- **Data records**:
• • • • • • •
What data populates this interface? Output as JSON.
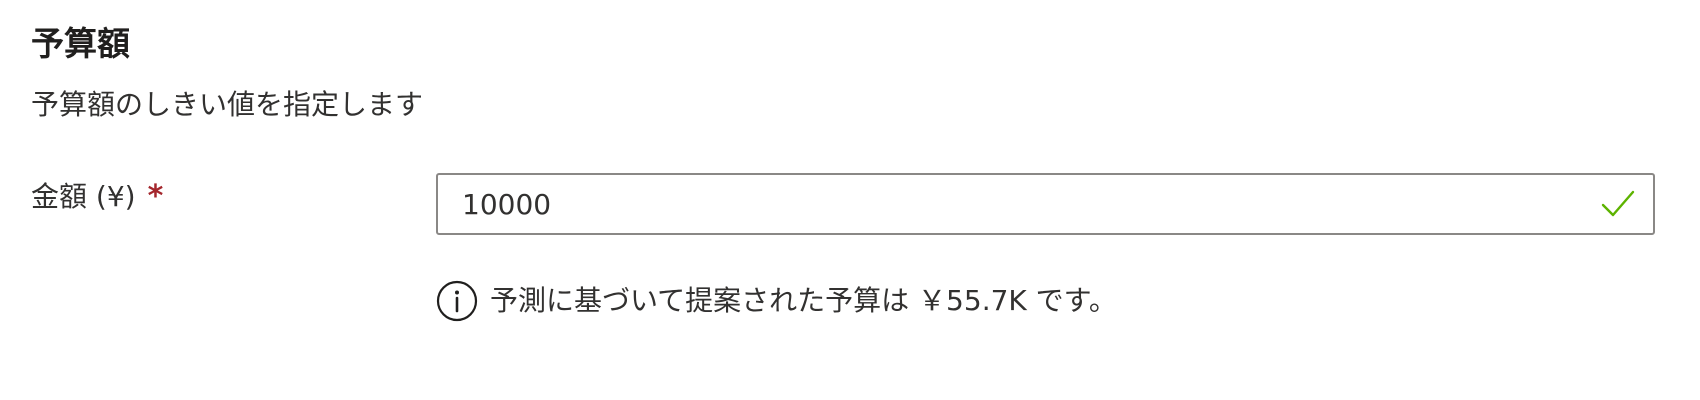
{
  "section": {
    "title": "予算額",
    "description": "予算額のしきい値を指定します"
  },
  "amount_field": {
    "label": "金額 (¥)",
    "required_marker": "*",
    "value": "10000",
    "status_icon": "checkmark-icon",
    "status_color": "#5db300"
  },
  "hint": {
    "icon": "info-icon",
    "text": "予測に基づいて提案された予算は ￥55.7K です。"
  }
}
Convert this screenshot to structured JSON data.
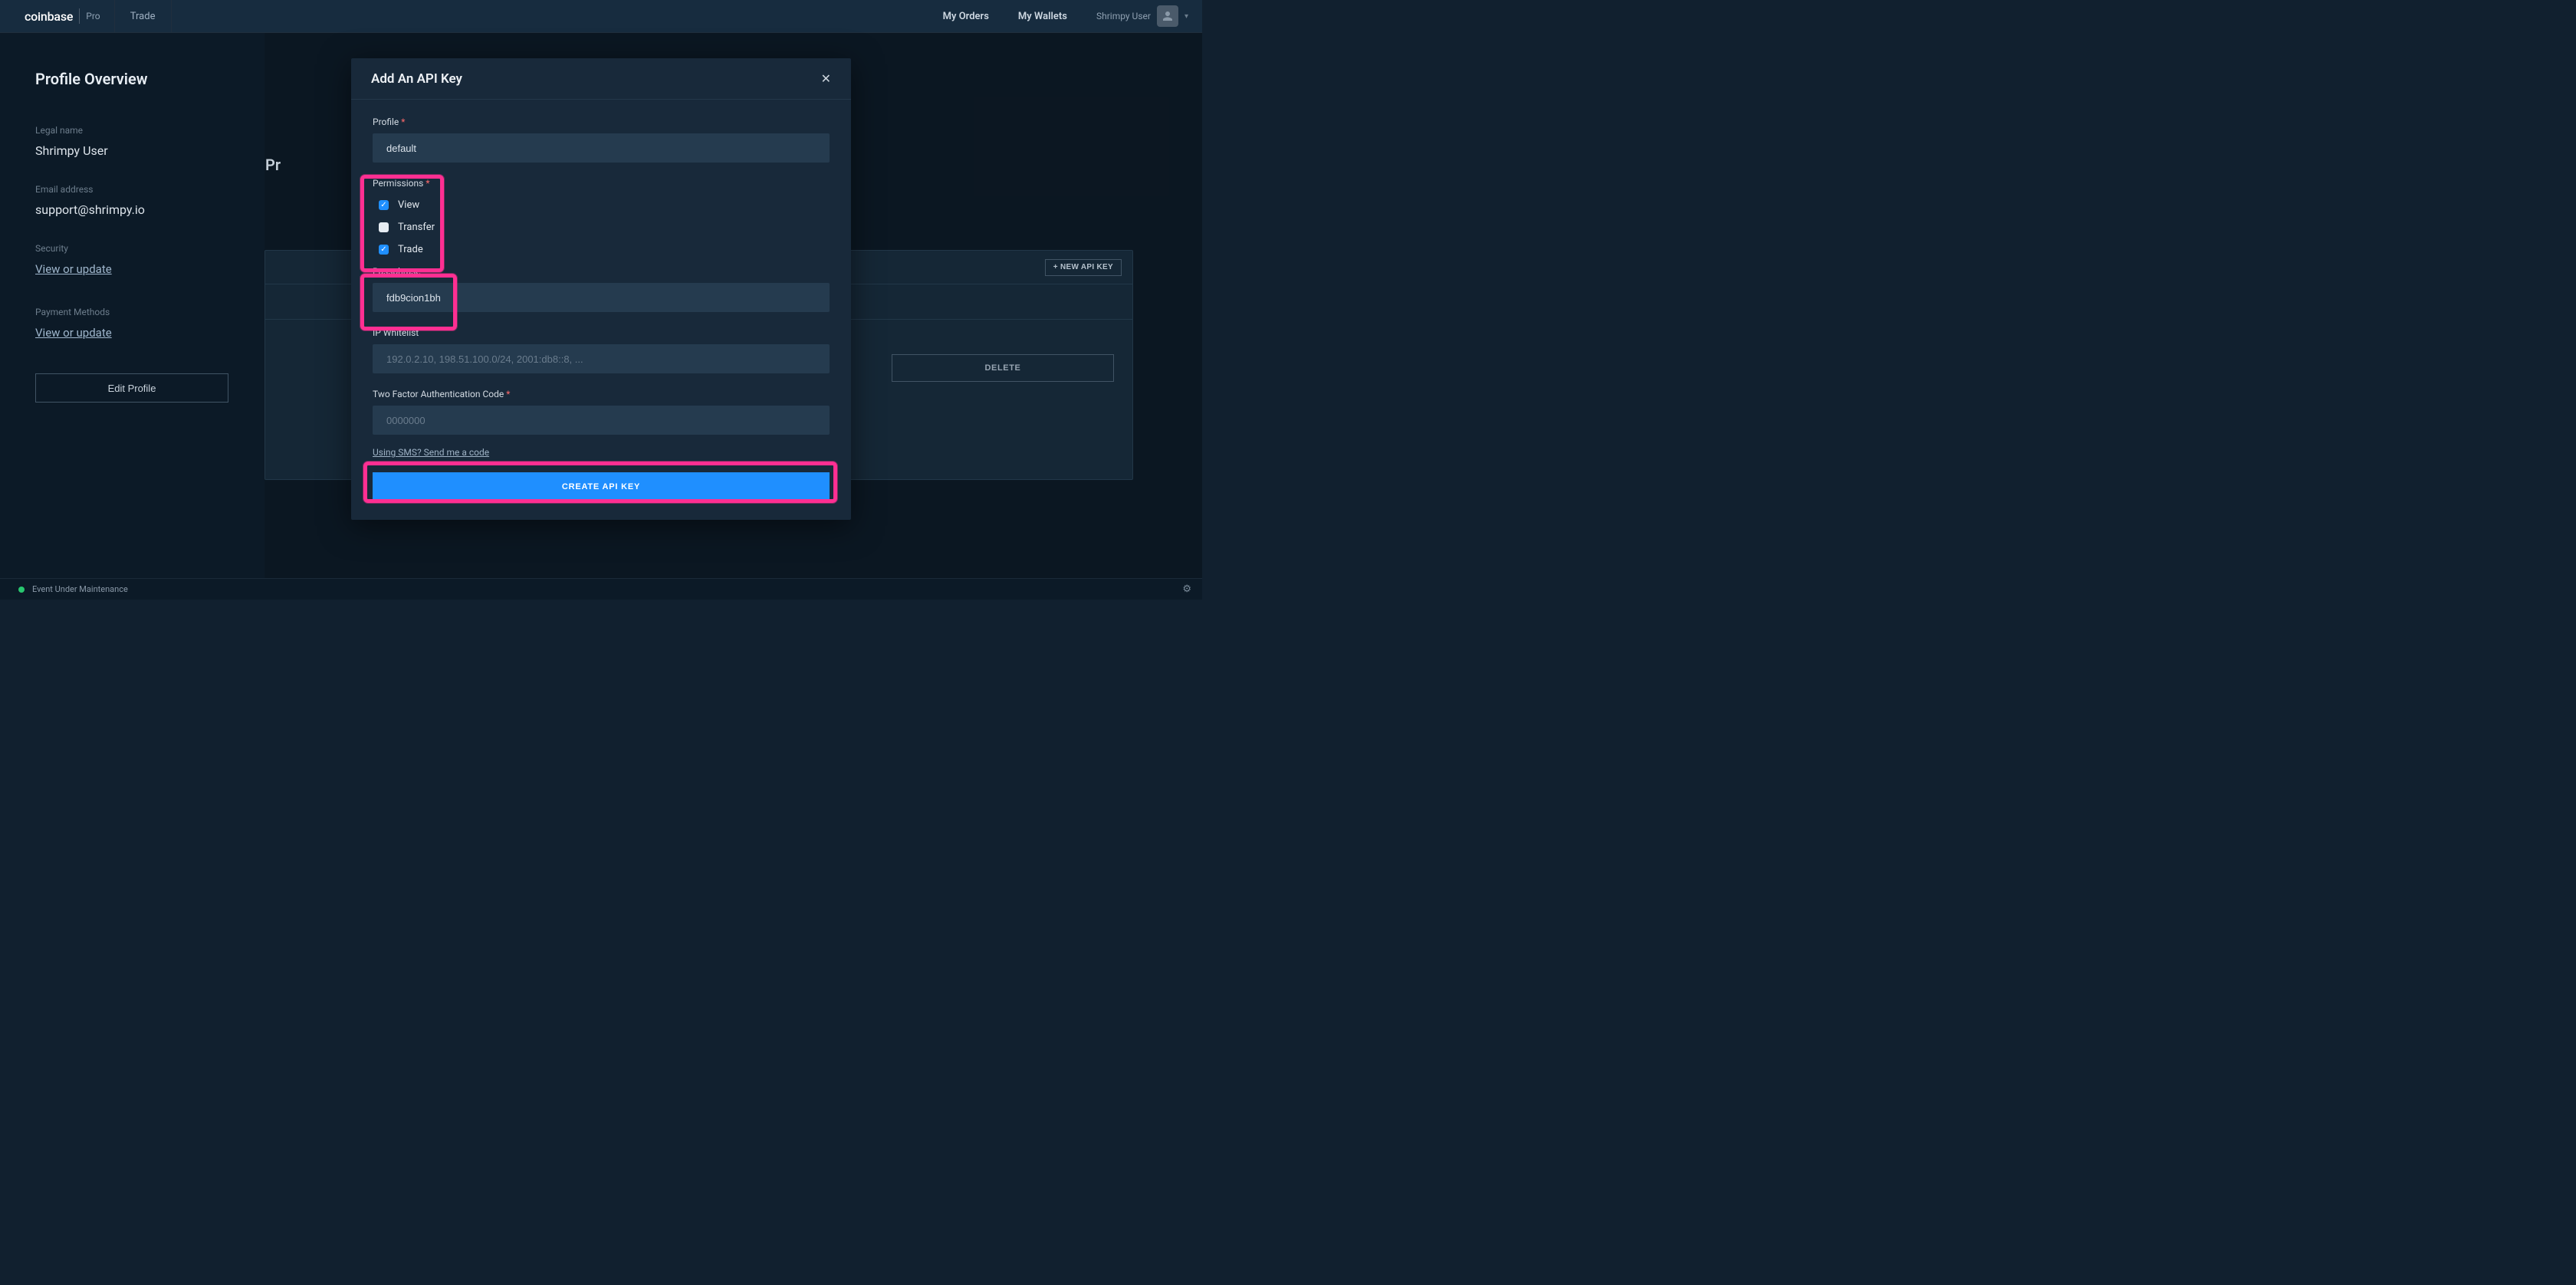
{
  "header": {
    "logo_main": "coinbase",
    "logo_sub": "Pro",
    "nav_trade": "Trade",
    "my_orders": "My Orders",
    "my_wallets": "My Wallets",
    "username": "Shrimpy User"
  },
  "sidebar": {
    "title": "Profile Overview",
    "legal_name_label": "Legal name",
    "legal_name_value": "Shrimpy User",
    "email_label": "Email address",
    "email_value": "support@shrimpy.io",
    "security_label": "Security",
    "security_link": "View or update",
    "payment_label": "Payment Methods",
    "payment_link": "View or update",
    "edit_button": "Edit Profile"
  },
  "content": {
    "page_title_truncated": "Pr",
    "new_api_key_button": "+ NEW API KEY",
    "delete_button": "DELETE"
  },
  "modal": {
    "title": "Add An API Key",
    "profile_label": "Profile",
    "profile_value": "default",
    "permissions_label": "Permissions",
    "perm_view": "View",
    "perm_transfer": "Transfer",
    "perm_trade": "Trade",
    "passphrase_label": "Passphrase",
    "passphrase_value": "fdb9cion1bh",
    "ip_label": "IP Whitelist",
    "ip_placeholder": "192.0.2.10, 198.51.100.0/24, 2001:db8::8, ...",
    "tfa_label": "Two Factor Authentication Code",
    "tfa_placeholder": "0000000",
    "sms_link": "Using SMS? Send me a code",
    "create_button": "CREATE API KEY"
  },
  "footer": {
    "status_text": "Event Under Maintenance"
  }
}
• • • • • • •
- **Directive**:
The pictures should not be reproduced; quote all of the other material exactly.

- **Output**:
What data populates this interface? Output as JSON.
{
  "section": {
    "title": "予算額",
    "description": "予算額のしきい値を指定します"
  },
  "amount_field": {
    "label": "金額 (¥)",
    "required_marker": "*",
    "value": "10000",
    "status_icon": "checkmark-icon",
    "status_color": "#5db300"
  },
  "hint": {
    "icon": "info-icon",
    "text": "予測に基づいて提案された予算は ￥55.7K です。"
  }
}
Convert this screenshot to structured JSON data.
{
  "header": {
    "logo_main": "coinbase",
    "logo_sub": "Pro",
    "nav_trade": "Trade",
    "my_orders": "My Orders",
    "my_wallets": "My Wallets",
    "username": "Shrimpy User"
  },
  "sidebar": {
    "title": "Profile Overview",
    "legal_name_label": "Legal name",
    "legal_name_value": "Shrimpy User",
    "email_label": "Email address",
    "email_value": "support@shrimpy.io",
    "security_label": "Security",
    "security_link": "View or update",
    "payment_label": "Payment Methods",
    "payment_link": "View or update",
    "edit_button": "Edit Profile"
  },
  "content": {
    "page_title_truncated": "Pr",
    "new_api_key_button": "+ NEW API KEY",
    "delete_button": "DELETE"
  },
  "modal": {
    "title": "Add An API Key",
    "profile_label": "Profile",
    "profile_value": "default",
    "permissions_label": "Permissions",
    "perm_view": "View",
    "perm_transfer": "Transfer",
    "perm_trade": "Trade",
    "passphrase_label": "Passphrase",
    "passphrase_value": "fdb9cion1bh",
    "ip_label": "IP Whitelist",
    "ip_placeholder": "192.0.2.10, 198.51.100.0/24, 2001:db8::8, ...",
    "tfa_label": "Two Factor Authentication Code",
    "tfa_placeholder": "0000000",
    "sms_link": "Using SMS? Send me a code",
    "create_button": "CREATE API KEY"
  },
  "footer": {
    "status_text": "Event Under Maintenance"
  }
}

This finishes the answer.